* Goal of the exercise
Give the data again, word for word.
--- Begin ---
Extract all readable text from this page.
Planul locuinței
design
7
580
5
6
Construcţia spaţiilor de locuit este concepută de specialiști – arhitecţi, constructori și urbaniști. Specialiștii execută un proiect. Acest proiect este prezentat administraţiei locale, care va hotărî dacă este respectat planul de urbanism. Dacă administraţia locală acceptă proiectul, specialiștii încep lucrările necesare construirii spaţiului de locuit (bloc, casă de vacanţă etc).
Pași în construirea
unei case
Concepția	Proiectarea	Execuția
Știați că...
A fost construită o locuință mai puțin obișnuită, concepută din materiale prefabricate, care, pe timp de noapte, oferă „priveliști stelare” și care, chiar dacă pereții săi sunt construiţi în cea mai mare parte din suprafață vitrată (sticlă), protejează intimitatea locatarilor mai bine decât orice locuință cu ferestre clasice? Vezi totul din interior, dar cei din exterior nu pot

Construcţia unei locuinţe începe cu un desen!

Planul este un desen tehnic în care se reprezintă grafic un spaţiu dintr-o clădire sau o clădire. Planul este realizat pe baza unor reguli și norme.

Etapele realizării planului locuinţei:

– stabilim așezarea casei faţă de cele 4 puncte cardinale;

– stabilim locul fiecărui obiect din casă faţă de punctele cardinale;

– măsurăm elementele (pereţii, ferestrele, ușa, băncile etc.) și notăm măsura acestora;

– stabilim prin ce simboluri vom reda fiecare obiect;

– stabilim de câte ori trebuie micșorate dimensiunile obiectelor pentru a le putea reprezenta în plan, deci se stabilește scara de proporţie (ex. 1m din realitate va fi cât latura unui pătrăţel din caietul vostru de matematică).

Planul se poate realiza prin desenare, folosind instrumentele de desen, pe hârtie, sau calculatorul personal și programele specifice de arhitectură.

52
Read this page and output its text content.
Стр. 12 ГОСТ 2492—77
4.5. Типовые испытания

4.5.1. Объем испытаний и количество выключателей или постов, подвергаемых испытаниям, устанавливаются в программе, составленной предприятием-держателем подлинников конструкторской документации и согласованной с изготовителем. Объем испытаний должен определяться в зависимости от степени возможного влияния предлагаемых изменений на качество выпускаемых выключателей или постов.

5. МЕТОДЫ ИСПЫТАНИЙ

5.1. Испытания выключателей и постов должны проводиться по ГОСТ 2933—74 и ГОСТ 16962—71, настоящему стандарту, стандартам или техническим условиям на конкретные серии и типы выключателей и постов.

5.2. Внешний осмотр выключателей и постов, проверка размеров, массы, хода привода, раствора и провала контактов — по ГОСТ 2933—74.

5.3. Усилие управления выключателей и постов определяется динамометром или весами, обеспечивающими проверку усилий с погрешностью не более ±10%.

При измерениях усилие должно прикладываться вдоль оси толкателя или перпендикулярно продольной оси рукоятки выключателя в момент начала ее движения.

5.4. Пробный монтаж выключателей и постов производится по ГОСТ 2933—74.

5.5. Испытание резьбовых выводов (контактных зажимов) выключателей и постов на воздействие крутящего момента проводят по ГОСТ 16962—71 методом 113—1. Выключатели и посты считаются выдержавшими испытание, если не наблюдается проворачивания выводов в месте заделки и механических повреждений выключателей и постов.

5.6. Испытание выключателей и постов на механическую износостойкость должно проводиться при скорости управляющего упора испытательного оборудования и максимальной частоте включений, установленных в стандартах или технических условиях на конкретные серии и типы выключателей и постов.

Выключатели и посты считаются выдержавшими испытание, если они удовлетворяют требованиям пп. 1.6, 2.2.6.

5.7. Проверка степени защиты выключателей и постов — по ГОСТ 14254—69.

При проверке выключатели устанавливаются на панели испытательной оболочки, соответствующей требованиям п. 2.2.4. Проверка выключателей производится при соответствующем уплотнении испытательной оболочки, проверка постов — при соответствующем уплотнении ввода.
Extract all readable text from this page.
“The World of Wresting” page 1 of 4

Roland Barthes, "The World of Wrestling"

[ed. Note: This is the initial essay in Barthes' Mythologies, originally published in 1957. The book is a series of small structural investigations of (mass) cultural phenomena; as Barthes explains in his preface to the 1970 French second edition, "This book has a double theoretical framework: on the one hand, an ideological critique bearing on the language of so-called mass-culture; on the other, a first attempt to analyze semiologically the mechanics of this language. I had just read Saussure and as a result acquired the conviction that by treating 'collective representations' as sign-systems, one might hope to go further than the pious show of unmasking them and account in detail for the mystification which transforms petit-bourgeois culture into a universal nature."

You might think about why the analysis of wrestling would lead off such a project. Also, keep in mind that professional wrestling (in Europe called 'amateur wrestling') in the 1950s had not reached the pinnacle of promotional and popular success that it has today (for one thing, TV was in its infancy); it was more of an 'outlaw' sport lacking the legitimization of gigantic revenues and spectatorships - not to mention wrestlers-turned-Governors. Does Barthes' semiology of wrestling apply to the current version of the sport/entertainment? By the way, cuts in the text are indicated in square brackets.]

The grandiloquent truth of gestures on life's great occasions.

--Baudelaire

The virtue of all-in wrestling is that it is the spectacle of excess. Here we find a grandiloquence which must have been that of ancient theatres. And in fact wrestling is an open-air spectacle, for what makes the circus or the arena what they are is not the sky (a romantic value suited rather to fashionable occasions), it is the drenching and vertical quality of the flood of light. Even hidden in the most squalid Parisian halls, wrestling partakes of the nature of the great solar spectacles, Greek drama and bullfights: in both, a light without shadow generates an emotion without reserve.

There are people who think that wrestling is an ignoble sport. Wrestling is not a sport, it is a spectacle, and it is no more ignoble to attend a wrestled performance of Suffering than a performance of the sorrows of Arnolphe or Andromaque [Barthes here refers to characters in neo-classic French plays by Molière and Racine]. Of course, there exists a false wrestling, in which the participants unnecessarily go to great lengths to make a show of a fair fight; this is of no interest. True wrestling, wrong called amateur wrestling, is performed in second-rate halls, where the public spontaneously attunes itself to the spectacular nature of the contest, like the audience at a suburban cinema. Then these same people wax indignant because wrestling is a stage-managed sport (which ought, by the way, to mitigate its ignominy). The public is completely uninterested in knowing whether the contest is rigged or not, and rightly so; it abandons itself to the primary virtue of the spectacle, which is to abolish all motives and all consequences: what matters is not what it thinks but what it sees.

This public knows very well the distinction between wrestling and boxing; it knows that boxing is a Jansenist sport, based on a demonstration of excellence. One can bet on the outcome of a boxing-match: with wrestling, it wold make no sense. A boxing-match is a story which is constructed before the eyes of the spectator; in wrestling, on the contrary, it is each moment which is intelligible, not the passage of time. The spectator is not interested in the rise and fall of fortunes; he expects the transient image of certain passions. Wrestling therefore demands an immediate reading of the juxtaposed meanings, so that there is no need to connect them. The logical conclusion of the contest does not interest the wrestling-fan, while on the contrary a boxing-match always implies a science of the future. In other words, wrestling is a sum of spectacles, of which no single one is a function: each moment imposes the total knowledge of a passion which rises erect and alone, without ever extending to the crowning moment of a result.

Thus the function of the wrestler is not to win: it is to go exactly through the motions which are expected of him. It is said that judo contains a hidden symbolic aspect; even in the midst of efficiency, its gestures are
--- End ---
* Exercise result
Extract all readable text from this page.
Planul locuinței
design
7
580
5
6
Construcţia spaţiilor de locuit este concepută de specialiști – arhitecţi, constructori și urbaniști. Specialiștii execută un proiect. Acest proiect este prezentat administraţiei locale, care va hotărî dacă este respectat planul de urbanism. Dacă administraţia locală acceptă proiectul, specialiștii încep lucrările necesare construirii spaţiului de locuit (bloc, casă de vacanţă etc).
Pași în construirea
unei case
Concepția	Proiectarea	Execuția
Știați că...
A fost construită o locuință mai puțin obișnuită, concepută din materiale prefabricate, care, pe timp de noapte, oferă „priveliști stelare” și care, chiar dacă pereții săi sunt construiţi în cea mai mare parte din suprafață vitrată (sticlă), protejează intimitatea locatarilor mai bine decât orice locuință cu ferestre clasice? Vezi totul din interior, dar cei din exterior nu pot

Construcţia unei locuinţe începe cu un desen!

Planul este un desen tehnic în care se reprezintă grafic un spaţiu dintr-o clădire sau o clădire. Planul este realizat pe baza unor reguli și norme.

Etapele realizării planului locuinţei:

– stabilim așezarea casei faţă de cele 4 puncte cardinale;

– stabilim locul fiecărui obiect din casă faţă de punctele cardinale;

– măsurăm elementele (pereţii, ferestrele, ușa, băncile etc.) și notăm măsura acestora;

– stabilim prin ce simboluri vom reda fiecare obiect;

– stabilim de câte ori trebuie micșorate dimensiunile obiectelor pentru a le putea reprezenta în plan, deci se stabilește scara de proporţie (ex. 1m din realitate va fi cât latura unui pătrăţel din caietul vostru de matematică).

Planul se poate realiza prin desenare, folosind instrumentele de desen, pe hârtie, sau calculatorul personal și programele specifice de arhitectură.

52
Read this page and output its text content.
Стр. 12 ГОСТ 2492—77
4.5. Типовые испытания

4.5.1. Объем испытаний и количество выключателей или постов, подвергаемых испытаниям, устанавливаются в программе, составленной предприятием-держателем подлинников конструкторской документации и согласованной с изготовителем. Объем испытаний должен определяться в зависимости от степени возможного влияния предлагаемых изменений на качество выпускаемых выключателей или постов.

5. МЕТОДЫ ИСПЫТАНИЙ

5.1. Испытания выключателей и постов должны проводиться по ГОСТ 2933—74 и ГОСТ 16962—71, настоящему стандарту, стандартам или техническим условиям на конкретные серии и типы выключателей и постов.

5.2. Внешний осмотр выключателей и постов, проверка размеров, массы, хода привода, раствора и провала контактов — по ГОСТ 2933—74.

5.3. Усилие управления выключателей и постов определяется динамометром или весами, обеспечивающими проверку усилий с погрешностью не более ±10%.

При измерениях усилие должно прикладываться вдоль оси толкателя или перпендикулярно продольной оси рукоятки выключателя в момент начала ее движения.

5.4. Пробный монтаж выключателей и постов производится по ГОСТ 2933—74.

5.5. Испытание резьбовых выводов (контактных зажимов) выключателей и постов на воздействие крутящего момента проводят по ГОСТ 16962—71 методом 113—1. Выключатели и посты считаются выдержавшими испытание, если не наблюдается проворачивания выводов в месте заделки и механических повреждений выключателей и постов.

5.6. Испытание выключателей и постов на механическую износостойкость должно проводиться при скорости управляющего упора испытательного оборудования и максимальной частоте включений, установленных в стандартах или технических условиях на конкретные серии и типы выключателей и постов.

Выключатели и посты считаются выдержавшими испытание, если они удовлетворяют требованиям пп. 1.6, 2.2.6.

5.7. Проверка степени защиты выключателей и постов — по ГОСТ 14254—69.

При проверке выключатели устанавливаются на панели испытательной оболочки, соответствующей требованиям п. 2.2.4. Проверка выключателей производится при соответствующем уплотнении испытательной оболочки, проверка постов — при соответствующем уплотнении ввода.
Extract all readable text from this page.
“The World of Wresting” page 1 of 4

Roland Barthes, "The World of Wrestling"

[ed. Note: This is the initial essay in Barthes' Mythologies, originally published in 1957. The book is a series of small structural investigations of (mass) cultural phenomena; as Barthes explains in his preface to the 1970 French second edition, "This book has a double theoretical framework: on the one hand, an ideological critique bearing on the language of so-called mass-culture; on the other, a first attempt to analyze semiologically the mechanics of this language. I had just read Saussure and as a result acquired the conviction that by treating 'collective representations' as sign-systems, one might hope to go further than the pious show of unmasking them and account in detail for the mystification which transforms petit-bourgeois culture into a universal nature."

You might think about why the analysis of wrestling would lead off such a project. Also, keep in mind that professional wrestling (in Europe called 'amateur wrestling') in the 1950s had not reached the pinnacle of promotional and popular success that it has today (for one thing, TV was in its infancy); it was more of an 'outlaw' sport lacking the legitimization of gigantic revenues and spectatorships - not to mention wrestlers-turned-Governors. Does Barthes' semiology of wrestling apply to the current version of the sport/entertainment? By the way, cuts in the text are indicated in square brackets.]

The grandiloquent truth of gestures on life's great occasions.

--Baudelaire

The virtue of all-in wrestling is that it is the spectacle of excess. Here we find a grandiloquence which must have been that of ancient theatres. And in fact wrestling is an open-air spectacle, for what makes the circus or the arena what they are is not the sky (a romantic value suited rather to fashionable occasions), it is the drenching and vertical quality of the flood of light. Even hidden in the most squalid Parisian halls, wrestling partakes of the nature of the great solar spectacles, Greek drama and bullfights: in both, a light without shadow generates an emotion without reserve.

There are people who think that wrestling is an ignoble sport. Wrestling is not a sport, it is a spectacle, and it is no more ignoble to attend a wrestled performance of Suffering than a performance of the sorrows of Arnolphe or Andromaque [Barthes here refers to characters in neo-classic French plays by Molière and Racine]. Of course, there exists a false wrestling, in which the participants unnecessarily go to great lengths to make a show of a fair fight; this is of no interest. True wrestling, wrong called amateur wrestling, is performed in second-rate halls, where the public spontaneously attunes itself to the spectacular nature of the contest, like the audience at a suburban cinema. Then these same people wax indignant because wrestling is a stage-managed sport (which ought, by the way, to mitigate its ignominy). The public is completely uninterested in knowing whether the contest is rigged or not, and rightly so; it abandons itself to the primary virtue of the spectacle, which is to abolish all motives and all consequences: what matters is not what it thinks but what it sees.

This public knows very well the distinction between wrestling and boxing; it knows that boxing is a Jansenist sport, based on a demonstration of excellence. One can bet on the outcome of a boxing-match: with wrestling, it wold make no sense. A boxing-match is a story which is constructed before the eyes of the spectator; in wrestling, on the contrary, it is each moment which is intelligible, not the passage of time. The spectator is not interested in the rise and fall of fortunes; he expects the transient image of certain passions. Wrestling therefore demands an immediate reading of the juxtaposed meanings, so that there is no need to connect them. The logical conclusion of the contest does not interest the wrestling-fan, while on the contrary a boxing-match always implies a science of the future. In other words, wrestling is a sum of spectacles, of which no single one is a function: each moment imposes the total knowledge of a passion which rises erect and alone, without ever extending to the crowning moment of a result.

Thus the function of the wrestler is not to win: it is to go exactly through the motions which are expected of him. It is said that judo contains a hidden symbolic aspect; even in the midst of efficiency, its gestures are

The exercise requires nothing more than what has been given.